**Work instructions**
From the listing, collect all lines containing the word "仅限媒体与娱乐行业受访者".

▶

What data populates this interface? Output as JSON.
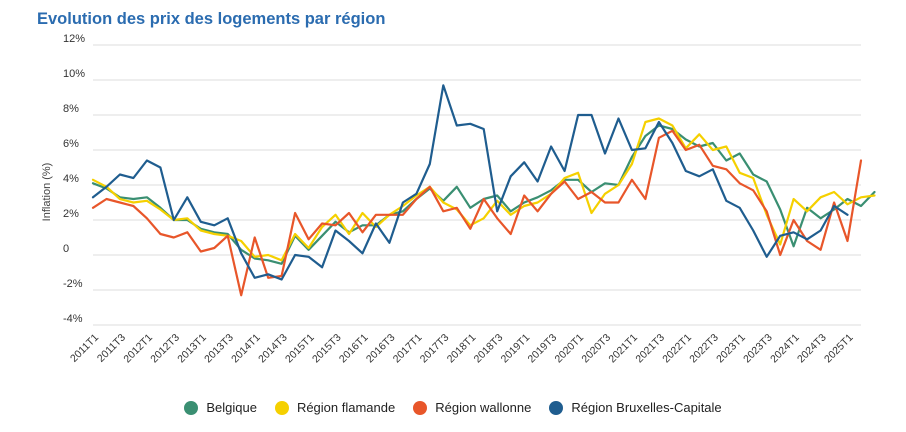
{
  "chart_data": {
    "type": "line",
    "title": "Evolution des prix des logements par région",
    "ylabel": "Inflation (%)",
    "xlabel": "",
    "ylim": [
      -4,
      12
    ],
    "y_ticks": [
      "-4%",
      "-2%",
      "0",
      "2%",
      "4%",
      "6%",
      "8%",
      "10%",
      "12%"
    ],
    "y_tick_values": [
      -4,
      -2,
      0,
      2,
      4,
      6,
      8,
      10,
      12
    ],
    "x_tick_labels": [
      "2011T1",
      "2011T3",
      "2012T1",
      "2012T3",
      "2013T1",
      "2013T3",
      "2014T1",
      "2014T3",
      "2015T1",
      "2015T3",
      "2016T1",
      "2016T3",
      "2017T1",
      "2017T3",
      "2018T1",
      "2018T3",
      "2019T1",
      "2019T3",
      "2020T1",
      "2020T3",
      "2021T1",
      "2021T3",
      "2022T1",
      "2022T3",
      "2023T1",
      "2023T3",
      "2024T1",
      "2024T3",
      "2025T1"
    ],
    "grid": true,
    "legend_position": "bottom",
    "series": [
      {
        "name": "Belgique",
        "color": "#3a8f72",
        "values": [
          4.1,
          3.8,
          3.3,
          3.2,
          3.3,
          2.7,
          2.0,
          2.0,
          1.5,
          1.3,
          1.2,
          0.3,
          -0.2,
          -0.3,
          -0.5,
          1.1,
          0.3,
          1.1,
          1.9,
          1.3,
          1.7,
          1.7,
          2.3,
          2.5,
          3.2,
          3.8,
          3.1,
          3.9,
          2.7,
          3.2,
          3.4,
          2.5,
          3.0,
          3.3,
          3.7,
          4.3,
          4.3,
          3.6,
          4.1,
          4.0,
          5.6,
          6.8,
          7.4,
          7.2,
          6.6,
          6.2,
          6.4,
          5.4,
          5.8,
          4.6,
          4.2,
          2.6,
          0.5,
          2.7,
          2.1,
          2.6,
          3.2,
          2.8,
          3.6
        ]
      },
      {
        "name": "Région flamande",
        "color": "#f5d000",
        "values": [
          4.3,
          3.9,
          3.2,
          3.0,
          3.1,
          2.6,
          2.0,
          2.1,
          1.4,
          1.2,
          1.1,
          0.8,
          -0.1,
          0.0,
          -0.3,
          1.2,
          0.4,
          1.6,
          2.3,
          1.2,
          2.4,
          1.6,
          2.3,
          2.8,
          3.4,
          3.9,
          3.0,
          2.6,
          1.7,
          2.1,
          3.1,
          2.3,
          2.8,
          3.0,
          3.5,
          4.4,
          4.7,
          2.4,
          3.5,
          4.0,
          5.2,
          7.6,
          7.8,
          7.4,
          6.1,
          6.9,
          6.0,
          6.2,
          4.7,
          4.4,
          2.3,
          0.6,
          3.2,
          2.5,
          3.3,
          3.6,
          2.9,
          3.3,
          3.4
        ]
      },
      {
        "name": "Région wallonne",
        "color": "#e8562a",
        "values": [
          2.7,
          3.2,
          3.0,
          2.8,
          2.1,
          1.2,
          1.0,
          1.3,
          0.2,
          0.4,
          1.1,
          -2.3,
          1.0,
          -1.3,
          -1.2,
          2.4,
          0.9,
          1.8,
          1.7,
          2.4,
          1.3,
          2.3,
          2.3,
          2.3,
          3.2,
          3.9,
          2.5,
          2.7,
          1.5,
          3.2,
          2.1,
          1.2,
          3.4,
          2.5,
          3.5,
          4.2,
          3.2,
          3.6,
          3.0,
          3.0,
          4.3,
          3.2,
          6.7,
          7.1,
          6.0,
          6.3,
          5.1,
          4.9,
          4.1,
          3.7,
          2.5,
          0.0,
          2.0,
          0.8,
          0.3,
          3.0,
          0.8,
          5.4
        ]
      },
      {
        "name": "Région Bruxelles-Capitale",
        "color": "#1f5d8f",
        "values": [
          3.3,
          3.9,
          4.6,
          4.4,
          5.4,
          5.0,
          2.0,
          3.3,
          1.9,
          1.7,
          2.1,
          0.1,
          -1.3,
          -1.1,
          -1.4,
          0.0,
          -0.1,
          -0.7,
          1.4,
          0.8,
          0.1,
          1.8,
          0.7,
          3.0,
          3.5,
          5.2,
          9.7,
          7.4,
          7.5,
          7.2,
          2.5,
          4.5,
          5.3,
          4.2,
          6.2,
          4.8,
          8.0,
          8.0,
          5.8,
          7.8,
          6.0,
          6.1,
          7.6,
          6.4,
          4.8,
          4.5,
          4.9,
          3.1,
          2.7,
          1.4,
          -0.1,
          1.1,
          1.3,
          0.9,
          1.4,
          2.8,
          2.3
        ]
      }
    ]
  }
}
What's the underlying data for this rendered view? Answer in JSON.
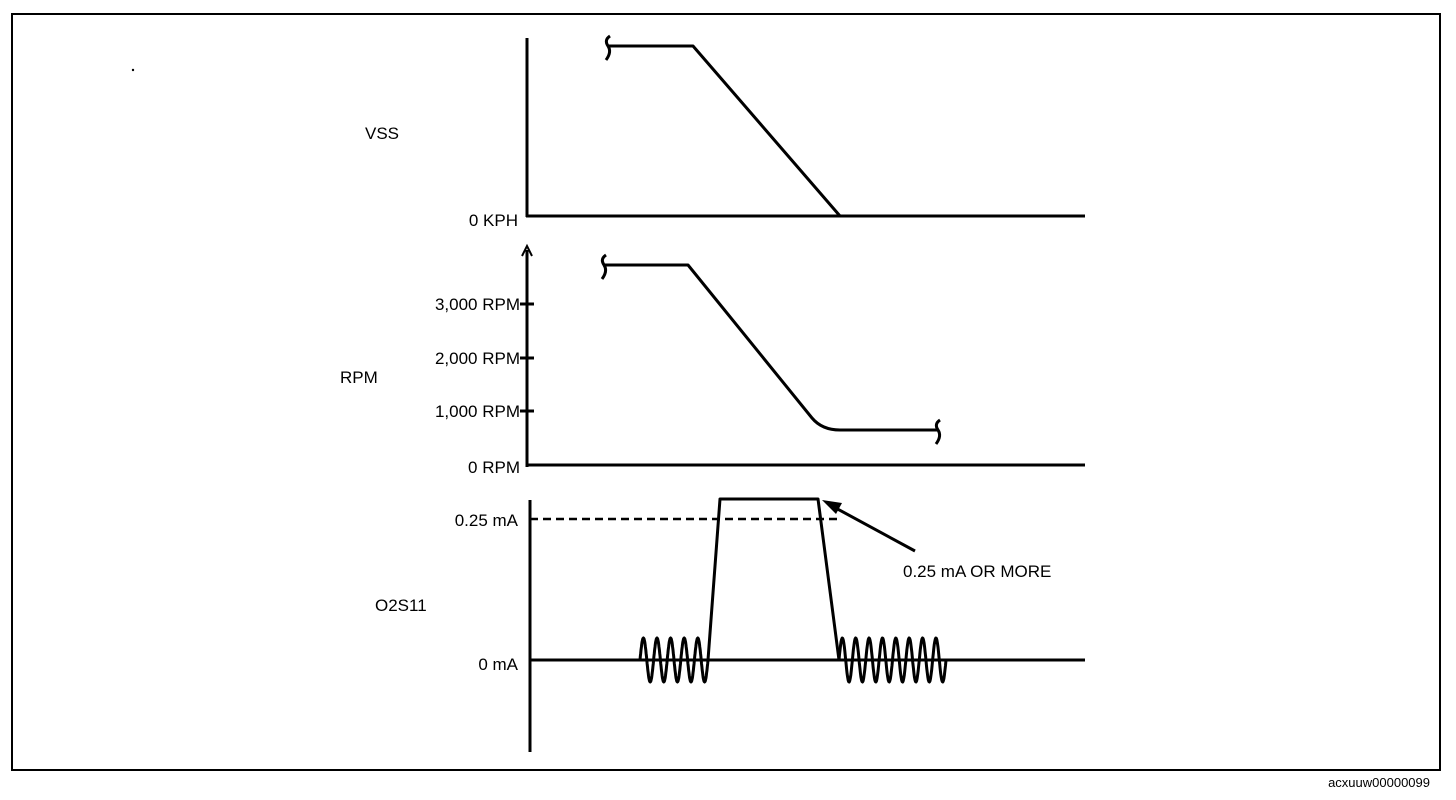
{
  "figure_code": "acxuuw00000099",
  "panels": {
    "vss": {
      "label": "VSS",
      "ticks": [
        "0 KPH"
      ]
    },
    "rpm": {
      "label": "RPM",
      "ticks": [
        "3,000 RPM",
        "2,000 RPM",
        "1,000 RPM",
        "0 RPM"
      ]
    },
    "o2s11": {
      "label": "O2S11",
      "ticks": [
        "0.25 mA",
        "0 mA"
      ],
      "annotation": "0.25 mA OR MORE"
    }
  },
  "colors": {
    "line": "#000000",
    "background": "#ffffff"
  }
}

◀
▶

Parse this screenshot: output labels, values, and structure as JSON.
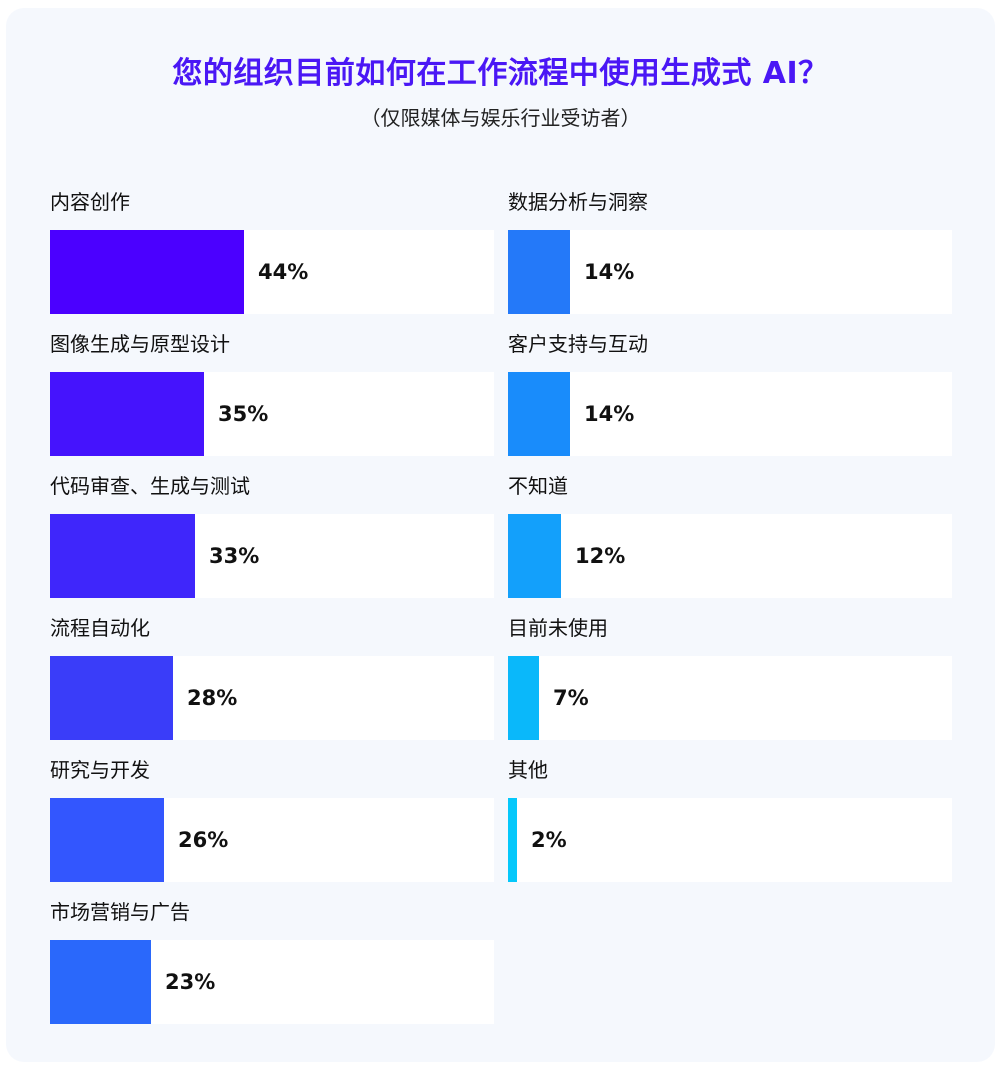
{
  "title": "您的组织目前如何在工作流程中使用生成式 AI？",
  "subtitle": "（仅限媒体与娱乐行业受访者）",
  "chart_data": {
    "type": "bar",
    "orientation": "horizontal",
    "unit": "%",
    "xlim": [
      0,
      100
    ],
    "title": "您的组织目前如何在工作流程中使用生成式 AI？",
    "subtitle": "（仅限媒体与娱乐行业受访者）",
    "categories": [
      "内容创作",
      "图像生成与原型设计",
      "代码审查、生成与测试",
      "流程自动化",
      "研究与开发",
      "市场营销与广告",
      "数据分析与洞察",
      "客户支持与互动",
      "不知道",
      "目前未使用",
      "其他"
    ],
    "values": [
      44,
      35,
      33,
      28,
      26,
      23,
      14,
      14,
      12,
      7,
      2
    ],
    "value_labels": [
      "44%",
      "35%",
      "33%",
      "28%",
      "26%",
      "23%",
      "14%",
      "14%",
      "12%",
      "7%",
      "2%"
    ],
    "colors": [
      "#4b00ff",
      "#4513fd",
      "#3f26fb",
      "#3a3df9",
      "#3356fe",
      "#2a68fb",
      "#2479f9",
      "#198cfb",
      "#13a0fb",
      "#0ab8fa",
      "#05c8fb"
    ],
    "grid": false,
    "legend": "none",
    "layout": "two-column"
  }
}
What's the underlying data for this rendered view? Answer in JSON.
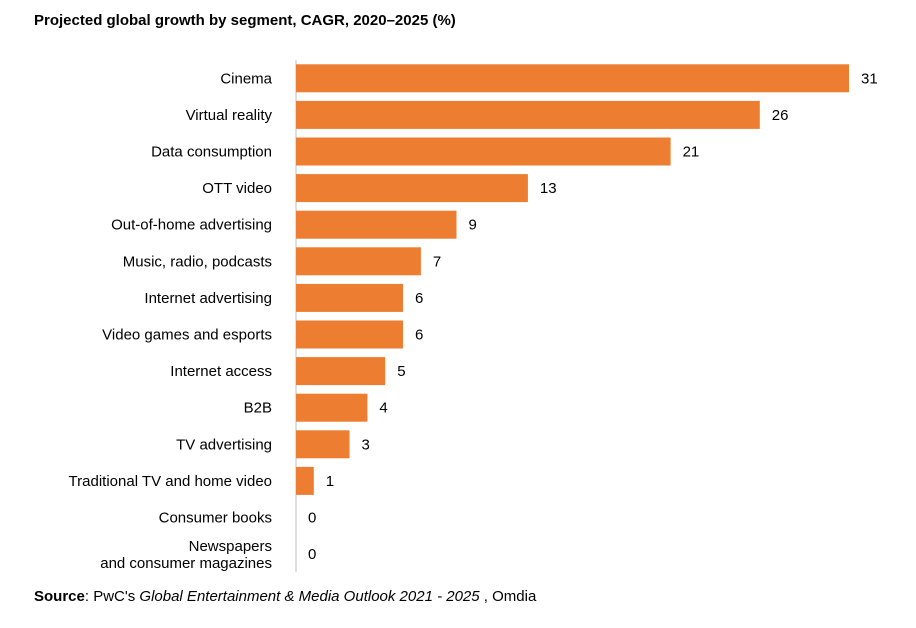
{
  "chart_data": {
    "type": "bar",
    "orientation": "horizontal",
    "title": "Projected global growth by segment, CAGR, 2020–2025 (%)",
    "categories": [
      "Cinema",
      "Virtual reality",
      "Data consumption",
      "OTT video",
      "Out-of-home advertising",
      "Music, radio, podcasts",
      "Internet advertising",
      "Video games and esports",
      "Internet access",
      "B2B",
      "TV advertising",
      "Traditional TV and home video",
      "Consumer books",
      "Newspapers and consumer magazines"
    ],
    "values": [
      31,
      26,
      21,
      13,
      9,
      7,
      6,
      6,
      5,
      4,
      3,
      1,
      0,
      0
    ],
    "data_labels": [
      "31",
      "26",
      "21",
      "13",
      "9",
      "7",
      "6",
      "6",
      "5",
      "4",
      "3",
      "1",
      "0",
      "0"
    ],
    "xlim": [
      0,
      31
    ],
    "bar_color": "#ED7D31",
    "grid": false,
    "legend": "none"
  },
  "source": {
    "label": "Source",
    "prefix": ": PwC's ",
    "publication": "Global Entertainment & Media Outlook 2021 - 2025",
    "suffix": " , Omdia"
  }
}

◀

**Written response**
  "subtitle": "（仅限媒体与娱乐行业受访者）",
    "subtitle": "（仅限媒体与娱乐行业受访者）",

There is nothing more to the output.